## [Requirement]
Extract all of the data and reproduce it precisely.

Data records
## begin

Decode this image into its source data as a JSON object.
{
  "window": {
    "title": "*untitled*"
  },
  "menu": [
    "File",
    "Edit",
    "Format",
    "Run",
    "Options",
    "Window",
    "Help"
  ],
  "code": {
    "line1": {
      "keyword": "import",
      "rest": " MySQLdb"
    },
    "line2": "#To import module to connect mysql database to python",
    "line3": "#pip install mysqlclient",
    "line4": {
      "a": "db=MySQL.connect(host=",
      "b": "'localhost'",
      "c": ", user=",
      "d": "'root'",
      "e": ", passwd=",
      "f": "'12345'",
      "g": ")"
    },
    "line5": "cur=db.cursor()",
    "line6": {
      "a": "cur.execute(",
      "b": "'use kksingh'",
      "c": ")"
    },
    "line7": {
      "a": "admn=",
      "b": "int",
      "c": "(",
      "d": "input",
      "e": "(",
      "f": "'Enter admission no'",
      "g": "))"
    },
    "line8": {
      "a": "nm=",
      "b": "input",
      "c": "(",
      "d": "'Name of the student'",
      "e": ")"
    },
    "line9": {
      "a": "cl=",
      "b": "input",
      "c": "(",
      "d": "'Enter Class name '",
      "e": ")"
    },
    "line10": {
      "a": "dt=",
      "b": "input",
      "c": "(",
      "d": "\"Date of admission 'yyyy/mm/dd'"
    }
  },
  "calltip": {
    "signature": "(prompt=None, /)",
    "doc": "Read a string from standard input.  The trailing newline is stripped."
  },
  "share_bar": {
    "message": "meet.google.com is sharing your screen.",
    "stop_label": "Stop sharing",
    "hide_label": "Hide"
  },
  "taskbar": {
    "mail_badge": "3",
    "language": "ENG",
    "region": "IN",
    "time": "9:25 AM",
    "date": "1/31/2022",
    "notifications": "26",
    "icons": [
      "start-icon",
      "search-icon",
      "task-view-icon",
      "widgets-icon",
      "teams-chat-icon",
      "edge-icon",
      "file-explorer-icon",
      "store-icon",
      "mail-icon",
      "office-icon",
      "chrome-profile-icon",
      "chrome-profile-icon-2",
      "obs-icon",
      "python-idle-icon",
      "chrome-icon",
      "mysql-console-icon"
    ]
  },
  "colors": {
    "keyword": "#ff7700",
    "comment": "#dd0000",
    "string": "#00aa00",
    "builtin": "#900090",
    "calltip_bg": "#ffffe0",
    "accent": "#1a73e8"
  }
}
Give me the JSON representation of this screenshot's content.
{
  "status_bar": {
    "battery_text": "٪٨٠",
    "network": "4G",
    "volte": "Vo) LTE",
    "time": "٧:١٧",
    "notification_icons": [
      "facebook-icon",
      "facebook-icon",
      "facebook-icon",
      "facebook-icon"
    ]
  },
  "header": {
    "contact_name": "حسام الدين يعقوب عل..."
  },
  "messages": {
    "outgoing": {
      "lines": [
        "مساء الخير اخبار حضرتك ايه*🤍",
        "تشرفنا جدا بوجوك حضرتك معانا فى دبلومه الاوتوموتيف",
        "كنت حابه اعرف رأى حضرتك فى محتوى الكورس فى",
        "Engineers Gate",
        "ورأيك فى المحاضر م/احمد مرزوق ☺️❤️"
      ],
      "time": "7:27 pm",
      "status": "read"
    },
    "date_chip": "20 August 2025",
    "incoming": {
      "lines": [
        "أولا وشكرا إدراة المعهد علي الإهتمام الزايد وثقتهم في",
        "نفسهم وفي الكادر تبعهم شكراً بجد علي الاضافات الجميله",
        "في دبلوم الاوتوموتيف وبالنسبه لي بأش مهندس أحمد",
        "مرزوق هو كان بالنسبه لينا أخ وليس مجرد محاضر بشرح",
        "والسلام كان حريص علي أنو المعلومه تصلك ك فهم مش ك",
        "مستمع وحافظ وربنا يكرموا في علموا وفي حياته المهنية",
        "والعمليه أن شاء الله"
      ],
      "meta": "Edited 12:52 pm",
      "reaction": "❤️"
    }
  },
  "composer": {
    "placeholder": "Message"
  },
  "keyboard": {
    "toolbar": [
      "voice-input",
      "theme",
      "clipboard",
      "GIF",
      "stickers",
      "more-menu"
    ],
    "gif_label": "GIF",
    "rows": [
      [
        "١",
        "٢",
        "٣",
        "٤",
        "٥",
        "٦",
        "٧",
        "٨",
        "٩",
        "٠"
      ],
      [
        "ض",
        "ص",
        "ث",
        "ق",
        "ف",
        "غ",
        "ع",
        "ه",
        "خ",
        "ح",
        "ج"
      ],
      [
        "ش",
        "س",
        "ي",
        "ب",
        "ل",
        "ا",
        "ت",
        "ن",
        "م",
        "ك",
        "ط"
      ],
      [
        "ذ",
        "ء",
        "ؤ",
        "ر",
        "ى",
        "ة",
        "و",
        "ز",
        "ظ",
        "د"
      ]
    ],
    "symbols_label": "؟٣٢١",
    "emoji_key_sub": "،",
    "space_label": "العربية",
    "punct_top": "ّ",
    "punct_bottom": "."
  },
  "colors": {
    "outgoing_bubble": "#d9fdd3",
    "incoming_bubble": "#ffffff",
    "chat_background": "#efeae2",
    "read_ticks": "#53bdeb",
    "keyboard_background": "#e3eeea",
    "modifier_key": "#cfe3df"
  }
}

## end

## [Result of this exercise]
Decode this image into its source data as a JSON object.
{
  "window": {
    "title": "*untitled*"
  },
  "menu": [
    "File",
    "Edit",
    "Format",
    "Run",
    "Options",
    "Window",
    "Help"
  ],
  "code": {
    "line1": {
      "keyword": "import",
      "rest": " MySQLdb"
    },
    "line2": "#To import module to connect mysql database to python",
    "line3": "#pip install mysqlclient",
    "line4": {
      "a": "db=MySQL.connect(host=",
      "b": "'localhost'",
      "c": ", user=",
      "d": "'root'",
      "e": ", passwd=",
      "f": "'12345'",
      "g": ")"
    },
    "line5": "cur=db.cursor()",
    "line6": {
      "a": "cur.execute(",
      "b": "'use kksingh'",
      "c": ")"
    },
    "line7": {
      "a": "admn=",
      "b": "int",
      "c": "(",
      "d": "input",
      "e": "(",
      "f": "'Enter admission no'",
      "g": "))"
    },
    "line8": {
      "a": "nm=",
      "b": "input",
      "c": "(",
      "d": "'Name of the student'",
      "e": ")"
    },
    "line9": {
      "a": "cl=",
      "b": "input",
      "c": "(",
      "d": "'Enter Class name '",
      "e": ")"
    },
    "line10": {
      "a": "dt=",
      "b": "input",
      "c": "(",
      "d": "\"Date of admission 'yyyy/mm/dd'"
    }
  },
  "calltip": {
    "signature": "(prompt=None, /)",
    "doc": "Read a string from standard input.  The trailing newline is stripped."
  },
  "share_bar": {
    "message": "meet.google.com is sharing your screen.",
    "stop_label": "Stop sharing",
    "hide_label": "Hide"
  },
  "taskbar": {
    "mail_badge": "3",
    "language": "ENG",
    "region": "IN",
    "time": "9:25 AM",
    "date": "1/31/2022",
    "notifications": "26",
    "icons": [
      "start-icon",
      "search-icon",
      "task-view-icon",
      "widgets-icon",
      "teams-chat-icon",
      "edge-icon",
      "file-explorer-icon",
      "store-icon",
      "mail-icon",
      "office-icon",
      "chrome-profile-icon",
      "chrome-profile-icon-2",
      "obs-icon",
      "python-idle-icon",
      "chrome-icon",
      "mysql-console-icon"
    ]
  },
  "colors": {
    "keyword": "#ff7700",
    "comment": "#dd0000",
    "string": "#00aa00",
    "builtin": "#900090",
    "calltip_bg": "#ffffe0",
    "accent": "#1a73e8"
  }
}
Give me the JSON representation of this screenshot's content.
{
  "status_bar": {
    "battery_text": "٪٨٠",
    "network": "4G",
    "volte": "Vo) LTE",
    "time": "٧:١٧",
    "notification_icons": [
      "facebook-icon",
      "facebook-icon",
      "facebook-icon",
      "facebook-icon"
    ]
  },
  "header": {
    "contact_name": "حسام الدين يعقوب عل..."
  },
  "messages": {
    "outgoing": {
      "lines": [
        "مساء الخير اخبار حضرتك ايه*🤍",
        "تشرفنا جدا بوجوك حضرتك معانا فى دبلومه الاوتوموتيف",
        "كنت حابه اعرف رأى حضرتك فى محتوى الكورس فى",
        "Engineers Gate",
        "ورأيك فى المحاضر م/احمد مرزوق ☺️❤️"
      ],
      "time": "7:27 pm",
      "status": "read"
    },
    "date_chip": "20 August 2025",
    "incoming": {
      "lines": [
        "أولا وشكرا إدراة المعهد علي الإهتمام الزايد وثقتهم في",
        "نفسهم وفي الكادر تبعهم شكراً بجد علي الاضافات الجميله",
        "في دبلوم الاوتوموتيف وبالنسبه لي بأش مهندس أحمد",
        "مرزوق هو كان بالنسبه لينا أخ وليس مجرد محاضر بشرح",
        "والسلام كان حريص علي أنو المعلومه تصلك ك فهم مش ك",
        "مستمع وحافظ وربنا يكرموا في علموا وفي حياته المهنية",
        "والعمليه أن شاء الله"
      ],
      "meta": "Edited 12:52 pm",
      "reaction": "❤️"
    }
  },
  "composer": {
    "placeholder": "Message"
  },
  "keyboard": {
    "toolbar": [
      "voice-input",
      "theme",
      "clipboard",
      "GIF",
      "stickers",
      "more-menu"
    ],
    "gif_label": "GIF",
    "rows": [
      [
        "١",
        "٢",
        "٣",
        "٤",
        "٥",
        "٦",
        "٧",
        "٨",
        "٩",
        "٠"
      ],
      [
        "ض",
        "ص",
        "ث",
        "ق",
        "ف",
        "غ",
        "ع",
        "ه",
        "خ",
        "ح",
        "ج"
      ],
      [
        "ش",
        "س",
        "ي",
        "ب",
        "ل",
        "ا",
        "ت",
        "ن",
        "م",
        "ك",
        "ط"
      ],
      [
        "ذ",
        "ء",
        "ؤ",
        "ر",
        "ى",
        "ة",
        "و",
        "ز",
        "ظ",
        "د"
      ]
    ],
    "symbols_label": "؟٣٢١",
    "emoji_key_sub": "،",
    "space_label": "العربية",
    "punct_top": "ّ",
    "punct_bottom": "."
  },
  "colors": {
    "outgoing_bubble": "#d9fdd3",
    "incoming_bubble": "#ffffff",
    "chat_background": "#efeae2",
    "read_ticks": "#53bdeb",
    "keyboard_background": "#e3eeea",
    "modifier_key": "#cfe3df"
  }
}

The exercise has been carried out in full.